Challenge
Select, from the data, each line where "posteriori" occurs.
--- START ---
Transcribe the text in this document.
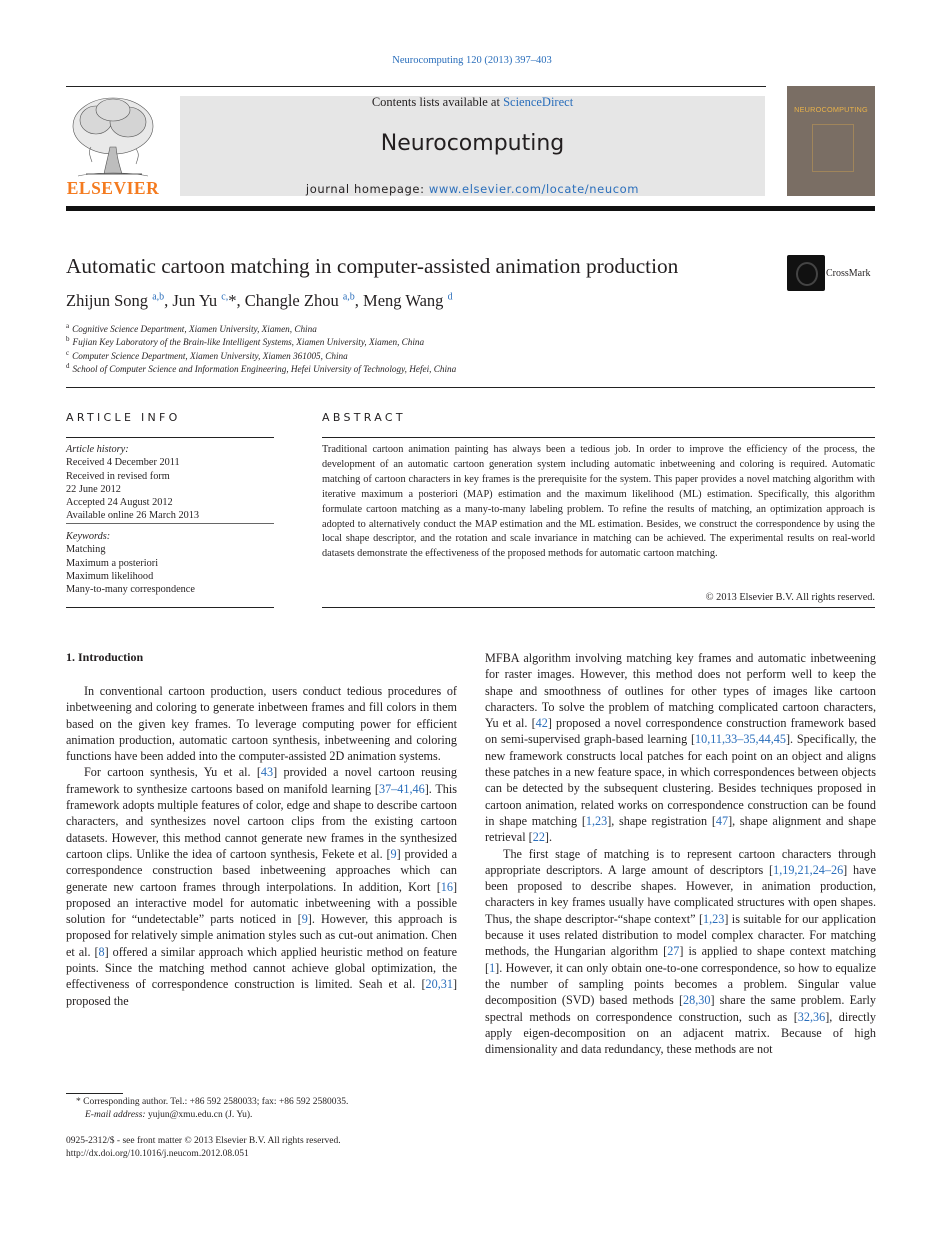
Neurocomputing 120 (2013) 397–403
ELSEVIER
Contents lists available at ScienceDirect
Neurocomputing
journal homepage: www.elsevier.com/locate/neucom
NEUROCOMPUTING
Automatic cartoon matching in computer-assisted animation production	CrossMark
Zhijun Song $^{a,b}$, Jun Yu $^{c,}$*, Changle Zhou $^{a,b}$, Meng Wang $^d$
$^a$ Cognitive Science Department, Xiamen University, Xiamen, China
$^b$ Fujian Key Laboratory of the Brain-like Intelligent Systems, Xiamen University, Xiamen, China
$^c$ Computer Science Department, Xiamen University, Xiamen 361005, China
$^d$ School of Computer Science and Information Engineering, Hefei University of Technology, Hefei, China
ARTICLE INFO
Article history:
Received 4 December 2011
Received in revised form
22 June 2012
Accepted 24 August 2012
Available online 26 March 2013
Keywords:
Matching
Maximum a posteriori
Maximum likelihood
Many-to-many correspondence
ABSTRACT
Traditional cartoon animation painting has always been a tedious job. In order to improve the efficiency of the process, the development of an automatic cartoon generation system including automatic inbetweening and coloring is required. Automatic matching of cartoon characters in key frames is the prerequisite for the system. This paper provides a novel matching algorithm with iterative maximum a posteriori (MAP) estimation and the maximum likelihood (ML) estimation. Specifically, this algorithm formulate cartoon matching as a many-to-many labeling problem. To refine the results of matching, an optimization approach is adopted to alternatively conduct the MAP estimation and the ML estimation. Besides, we construct the correspondence by using the local shape descriptor, and the rotation and scale invariance in matching can be achieved. The experimental results on real-world datasets demonstrate the effectiveness of the proposed methods for automatic cartoon matching.
© 2013 Elsevier B.V. All rights reserved.
1. Introduction

In conventional cartoon production, users conduct tedious procedures of inbetweening and coloring to generate inbetween frames and fill colors in them based on the given key frames. To leverage computing power for efficient animation production, automatic cartoon synthesis, inbetweening and coloring functions have been added into the computer-assisted 2D animation systems.

For cartoon synthesis, Yu et al. [43] provided a novel cartoon reusing framework to synthesize cartoons based on manifold learning [37–41,46]. This framework adopts multiple features of color, edge and shape to describe cartoon characters, and synthesizes novel cartoon clips from the existing cartoon datasets. However, this method cannot generate new frames in the synthesized cartoon clips. Unlike the idea of cartoon synthesis, Fekete et al. [9] provided a correspondence construction based inbetweening approaches which can generate new cartoon frames through interpolations. In addition, Kort [16] proposed an interactive model for automatic inbetweening with a possible solution for “undetectable” parts noticed in [9]. However, this approach is proposed for relatively simple animation styles such as cut-out animation. Chen et al. [8] offered a similar approach which applied heuristic method on feature points. Since the matching method cannot achieve global optimization, the effectiveness of correspondence construction is limited. Seah et al. [20,31] proposed the

MFBA algorithm involving matching key frames and automatic inbetweening for raster images. However, this method does not perform well to keep the shape and smoothness of outlines for other types of images like cartoon characters. To solve the problem of matching complicated cartoon characters, Yu et al. [42] proposed a novel correspondence construction framework based on semi-supervised graph-based learning [10,11,33–35,44,45]. Specifically, the new framework constructs local patches for each point on an object and aligns these patches in a new feature space, in which correspondences between objects can be detected by the subsequent clustering. Besides techniques proposed in cartoon animation, related works on correspondence construction can be found in shape matching [1,23], shape registration [47], shape alignment and shape retrieval [22].

The first stage of matching is to represent cartoon characters through appropriate descriptors. A large amount of descriptors [1,19,21,24–26] have been proposed to describe shapes. However, in animation production, characters in key frames usually have complicated structures with open shapes. Thus, the shape descriptor-“shape context” [1,23] is suitable for our application because it uses related distribution to model complex character. For matching methods, the Hungarian algorithm [27] is applied to shape context matching [1]. However, it can only obtain one-to-one correspondence, so how to equalize the number of sampling points becomes a problem. Singular value decomposition (SVD) based methods [28,30] share the same problem. Early spectral methods on correspondence construction, such as [32,36], directly apply eigen-decomposition on an adjacent matrix. Because of high dimensionality and data redundancy, these methods are not

* Corresponding author. Tel.: +86 592 2580033; fax: +86 592 2580035.
E-mail address: yujun@xmu.edu.cn (J. Yu).
0925-2312/$ - see front matter © 2013 Elsevier B.V. All rights reserved.
http://dx.doi.org/10.1016/j.neucom.2012.08.051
--- END ---
Answer in full
Maximum a posteriori
Traditional cartoon animation painting has always been a tedious job. In order to improve the efficiency of the process, the development of an automatic cartoon generation system including automatic inbetweening and coloring is required. Automatic matching of cartoon characters in key frames is the prerequisite for the system. This paper provides a novel matching algorithm with iterative maximum a posteriori (MAP) estimation and the maximum likelihood (ML) estimation. Specifically, this algorithm formulate cartoon matching as a many-to-many labeling problem. To refine the results of matching, an optimization approach is adopted to alternatively conduct the MAP estimation and the ML estimation. Besides, we construct the correspondence by using the local shape descriptor, and the rotation and scale invariance in matching can be achieved. The experimental results on real-world datasets demonstrate the effectiveness of the proposed methods for automatic cartoon matching.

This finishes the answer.